_TASK DIRECTIONS_: Find all lines in the listing that include the word "ging", then copy them.
(begin)
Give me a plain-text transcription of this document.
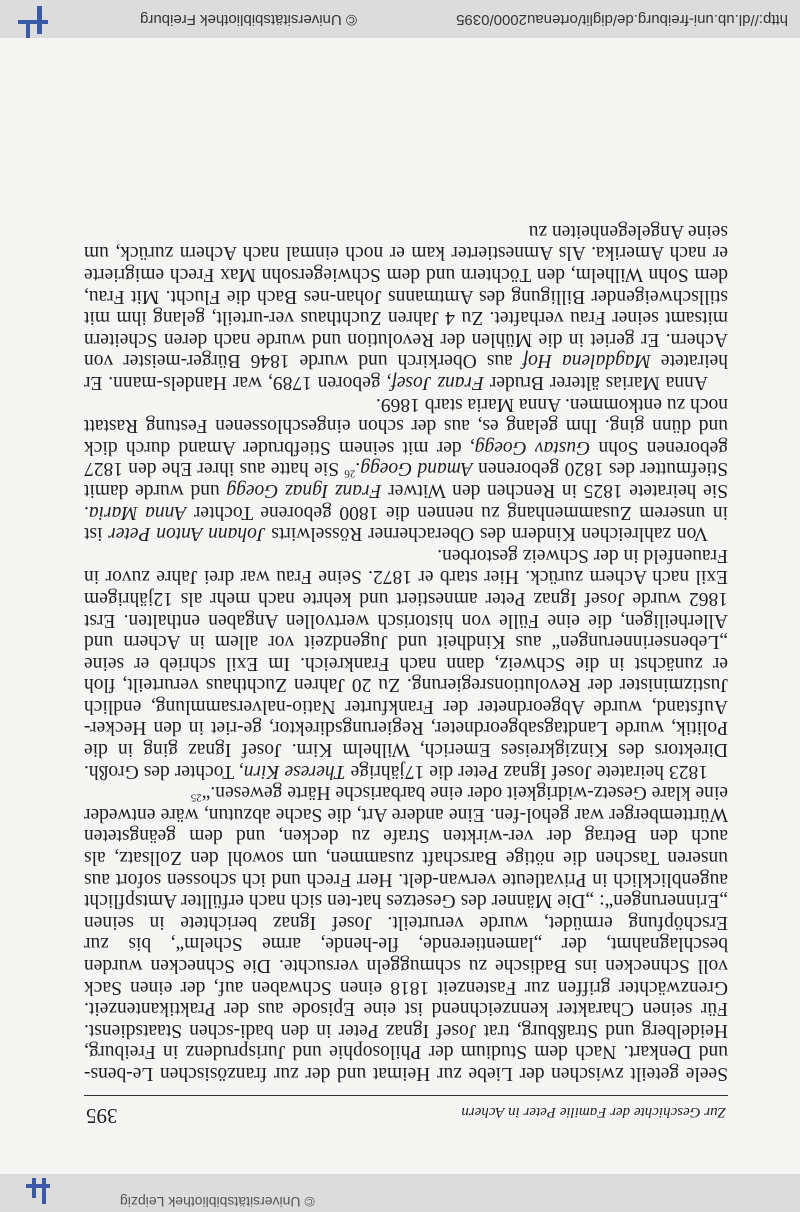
© Universitätsbibliothek Leipzig
395	Zur Geschichte der Familie Peter in Achern

Seele geteilt zwischen der Liebe zur Heimat und der zur französischen Le-bens- und Denkart. Nach dem Studium der Philosophie und Jurisprudenz in Freiburg, Heidelberg und Straßburg, trat Josef Ignaz Peter in den badi-schen Staatsdienst. Für seinen Charakter kennzeichnend ist eine Episode aus der Praktikantenzeit. Grenzwächter griffen zur Fastenzeit 1818 einen Schwaben auf, der einen Sack voll Schnecken ins Badische zu schmuggeln versuchte. Die Schnecken wurden beschlagnahmt, der „lamentierende, fle-hende, arme Schelm“, bis zur Erschöpfung ermüdet, wurde verurteilt. Josef Ignaz berichtete in seinen „Erinnerungen“: „Die Männer des Gesetzes hat-ten sich nach erfüllter Amtspflicht augenblicklich in Privatleute verwan-delt. Herr Frech und ich schossen sofort aus unseren Taschen die nötige Barschaft zusammen, um sowohl den Zollsatz, als auch den Betrag der ver-wirkten Strafe zu decken, und dem geängsteten Württemberger war gehol-fen. Eine andere Art, die Sache abzutun, wäre entweder eine klare Gesetz-widrigkeit oder eine barbarische Härte gewesen.“$^{25}$

1823 heiratete Josef Ignaz Peter die 17jährige Therese Kirn, Tochter des Großh. Direktors des Kinzigkreises Emerich, Wilhelm Kirn. Josef Ignaz ging in die Politik, wurde Landtagsabgeordneter, Regierungsdirektor, ge-riet in den Hecker-Aufstand, wurde Abgeordneter der Frankfurter Natio-nalversammlung, endlich Justizminister der Revolutionsregierung. Zu 20 Jahren Zuchthaus verurteilt, floh er zunächst in die Schweiz, dann nach Frankreich. Im Exil schrieb er seine „Lebenserinnerungen“ aus Kindheit und Jugendzeit vor allem in Achern und Allerheiligen, die eine Fülle von historisch wertvollen Angaben enthalten. Erst 1862 wurde Josef Ignaz Peter amnestiert und kehrte nach mehr als 12jährigem Exil nach Achern zurück. Hier starb er 1872. Seine Frau war drei Jahre zuvor in Frauenfeld in der Schweiz gestorben.

Von zahlreichen Kindern des Oberacherner Rösselwirts Johann Anton Peter ist in unserem Zusammenhang zu nennen die 1800 geborene Tochter Anna Maria. Sie heiratete 1825 in Renchen den Witwer Franz Ignaz Goegg und wurde damit Stiefmutter des 1820 geborenen Amand Goegg.$^{26}$ Sie hatte aus ihrer Ehe den 1827 geborenen Sohn Gustav Goegg, der mit seinem Stiefbruder Amand durch dick und dünn ging. Ihm gelang es, aus der schon eingeschlossenen Festung Rastatt noch zu entkommen. Anna Maria starb 1869.

Anna Marias älterer Bruder Franz Josef, geboren 1789, war Handels-mann. Er heiratete Magdalena Hof aus Oberkirch und wurde 1846 Bürger-meister von Achern. Er geriet in die Mühlen der Revolution und wurde nach deren Scheitern mitsamt seiner Frau verhaftet. Zu 4 Jahren Zuchthaus ver-urteilt, gelang ihm mit stillschweigender Billigung des Amtmanns Johan-nes Bach die Flucht. Mit Frau, dem Sohn Wilhelm, den Töchtern und dem Schwiegersohn Max Frech emigrierte er nach Amerika. Als Amnestierter kam er noch einmal nach Achern zurück, um seine Angelegenheiten zu

http://dl.ub.uni-freiburg.de/diglit/ortenau2000/0395
© Universitätsbibliothek Freiburg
(end)
_RESPONSE TO THE TASK_:
1823 heiratete Josef Ignaz Peter die 17jährige Therese Kirn, Tochter des Großh. Direktors des Kinzigkreises Emerich, Wilhelm Kirn. Josef Ignaz ging in die Politik, wurde Landtagsabgeordneter, Regierungsdirektor, ge-riet in den Hecker-Aufstand, wurde Abgeordneter der Frankfurter Natio-nalversammlung, endlich Justizminister der Revolutionsregierung. Zu 20 Jahren Zuchthaus verurteilt, floh er zunächst in die Schweiz, dann nach Frankreich. Im Exil schrieb er seine „Lebenserinnerungen“ aus Kindheit und Jugendzeit vor allem in Achern und Allerheiligen, die eine Fülle von historisch wertvollen Angaben enthalten. Erst 1862 wurde Josef Ignaz Peter amnestiert und kehrte nach mehr als 12jährigem Exil nach Achern zurück. Hier starb er 1872. Seine Frau war drei Jahre zuvor in Frauenfeld in der Schweiz gestorben.
Von zahlreichen Kindern des Oberacherner Rösselwirts Johann Anton Peter ist in unserem Zusammenhang zu nennen die 1800 geborene Tochter Anna Maria. Sie heiratete 1825 in Renchen den Witwer Franz Ignaz Goegg und wurde damit Stiefmutter des 1820 geborenen Amand Goegg.$^{26}$ Sie hatte aus ihrer Ehe den 1827 geborenen Sohn Gustav Goegg, der mit seinem Stiefbruder Amand durch dick und dünn ging. Ihm gelang es, aus der schon eingeschlossenen Festung Rastatt noch zu entkommen. Anna Maria starb 1869.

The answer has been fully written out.